EXERCISE TASK => Copy out the records from the very first line through the line that contains "connection-name: Ethernet bbox=[494, 161, 563, 181]", including both of those lines.

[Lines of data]
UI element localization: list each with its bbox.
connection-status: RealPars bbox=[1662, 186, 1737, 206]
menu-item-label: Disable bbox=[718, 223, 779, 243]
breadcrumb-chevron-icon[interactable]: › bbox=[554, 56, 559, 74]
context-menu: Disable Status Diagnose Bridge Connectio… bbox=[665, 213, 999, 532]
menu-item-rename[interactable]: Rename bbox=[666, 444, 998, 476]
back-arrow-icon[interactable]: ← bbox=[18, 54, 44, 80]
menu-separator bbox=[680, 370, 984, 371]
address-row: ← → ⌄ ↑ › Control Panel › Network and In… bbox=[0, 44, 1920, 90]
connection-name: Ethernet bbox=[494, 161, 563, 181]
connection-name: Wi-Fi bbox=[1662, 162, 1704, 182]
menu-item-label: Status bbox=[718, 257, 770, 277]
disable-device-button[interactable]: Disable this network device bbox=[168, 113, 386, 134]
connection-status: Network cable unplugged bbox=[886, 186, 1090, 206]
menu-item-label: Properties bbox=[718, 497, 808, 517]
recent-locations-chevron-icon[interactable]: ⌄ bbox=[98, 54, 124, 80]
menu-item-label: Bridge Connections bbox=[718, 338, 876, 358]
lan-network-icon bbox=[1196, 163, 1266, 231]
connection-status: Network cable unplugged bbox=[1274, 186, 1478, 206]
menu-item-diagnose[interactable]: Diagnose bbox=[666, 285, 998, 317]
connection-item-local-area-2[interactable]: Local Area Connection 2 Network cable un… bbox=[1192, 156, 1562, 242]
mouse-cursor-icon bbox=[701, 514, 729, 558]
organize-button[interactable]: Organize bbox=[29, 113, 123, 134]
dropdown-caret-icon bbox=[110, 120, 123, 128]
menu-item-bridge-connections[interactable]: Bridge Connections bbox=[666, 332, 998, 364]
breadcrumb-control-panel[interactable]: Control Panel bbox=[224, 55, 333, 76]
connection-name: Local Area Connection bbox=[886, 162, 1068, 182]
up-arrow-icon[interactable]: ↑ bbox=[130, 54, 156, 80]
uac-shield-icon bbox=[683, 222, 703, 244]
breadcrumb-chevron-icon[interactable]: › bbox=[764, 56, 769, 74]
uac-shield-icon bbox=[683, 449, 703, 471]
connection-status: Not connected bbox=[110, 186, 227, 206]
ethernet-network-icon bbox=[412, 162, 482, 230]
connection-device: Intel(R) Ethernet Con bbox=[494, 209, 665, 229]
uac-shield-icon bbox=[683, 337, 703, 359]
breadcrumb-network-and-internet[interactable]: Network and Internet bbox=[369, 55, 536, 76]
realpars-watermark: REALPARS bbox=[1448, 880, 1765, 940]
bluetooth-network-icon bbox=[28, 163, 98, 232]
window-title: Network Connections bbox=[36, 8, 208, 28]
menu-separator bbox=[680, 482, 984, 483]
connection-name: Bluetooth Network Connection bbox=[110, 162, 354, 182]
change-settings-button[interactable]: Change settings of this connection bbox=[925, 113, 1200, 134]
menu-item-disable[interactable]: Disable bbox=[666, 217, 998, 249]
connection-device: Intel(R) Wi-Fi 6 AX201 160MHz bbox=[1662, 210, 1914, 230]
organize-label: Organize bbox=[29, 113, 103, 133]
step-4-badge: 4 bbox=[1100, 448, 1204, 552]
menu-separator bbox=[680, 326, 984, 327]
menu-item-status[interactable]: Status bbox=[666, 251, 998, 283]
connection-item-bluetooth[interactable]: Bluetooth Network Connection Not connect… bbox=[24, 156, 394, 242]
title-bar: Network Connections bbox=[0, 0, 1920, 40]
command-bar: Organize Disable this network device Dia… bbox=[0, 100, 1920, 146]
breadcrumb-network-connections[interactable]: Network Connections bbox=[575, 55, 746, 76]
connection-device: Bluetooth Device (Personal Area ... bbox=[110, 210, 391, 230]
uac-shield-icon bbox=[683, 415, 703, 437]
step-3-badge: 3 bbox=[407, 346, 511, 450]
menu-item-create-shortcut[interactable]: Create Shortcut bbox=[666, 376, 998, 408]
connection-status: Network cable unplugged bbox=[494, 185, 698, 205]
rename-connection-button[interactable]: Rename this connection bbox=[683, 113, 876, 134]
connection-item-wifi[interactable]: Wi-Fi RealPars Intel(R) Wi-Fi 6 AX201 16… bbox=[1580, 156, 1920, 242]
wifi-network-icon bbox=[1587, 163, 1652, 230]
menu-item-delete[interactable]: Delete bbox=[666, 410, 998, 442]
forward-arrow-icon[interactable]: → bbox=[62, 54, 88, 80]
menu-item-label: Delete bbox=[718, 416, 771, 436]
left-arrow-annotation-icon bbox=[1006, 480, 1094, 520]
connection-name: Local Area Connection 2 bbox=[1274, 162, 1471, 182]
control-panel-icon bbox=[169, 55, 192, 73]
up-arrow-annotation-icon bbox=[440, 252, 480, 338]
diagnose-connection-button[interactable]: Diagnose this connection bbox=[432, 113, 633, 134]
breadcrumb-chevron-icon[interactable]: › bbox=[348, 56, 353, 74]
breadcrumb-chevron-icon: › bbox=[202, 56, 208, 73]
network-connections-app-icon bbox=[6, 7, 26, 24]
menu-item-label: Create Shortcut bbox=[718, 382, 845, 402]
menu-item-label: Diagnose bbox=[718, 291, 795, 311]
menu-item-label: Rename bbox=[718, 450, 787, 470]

IN RESPONSE =>
UI element localization: list each with its bbox.
connection-status: RealPars bbox=[1662, 186, 1737, 206]
menu-item-label: Disable bbox=[718, 223, 779, 243]
breadcrumb-chevron-icon[interactable]: › bbox=[554, 56, 559, 74]
context-menu: Disable Status Diagnose Bridge Connectio… bbox=[665, 213, 999, 532]
menu-item-rename[interactable]: Rename bbox=[666, 444, 998, 476]
back-arrow-icon[interactable]: ← bbox=[18, 54, 44, 80]
menu-separator bbox=[680, 370, 984, 371]
address-row: ← → ⌄ ↑ › Control Panel › Network and In… bbox=[0, 44, 1920, 90]
connection-name: Ethernet bbox=[494, 161, 563, 181]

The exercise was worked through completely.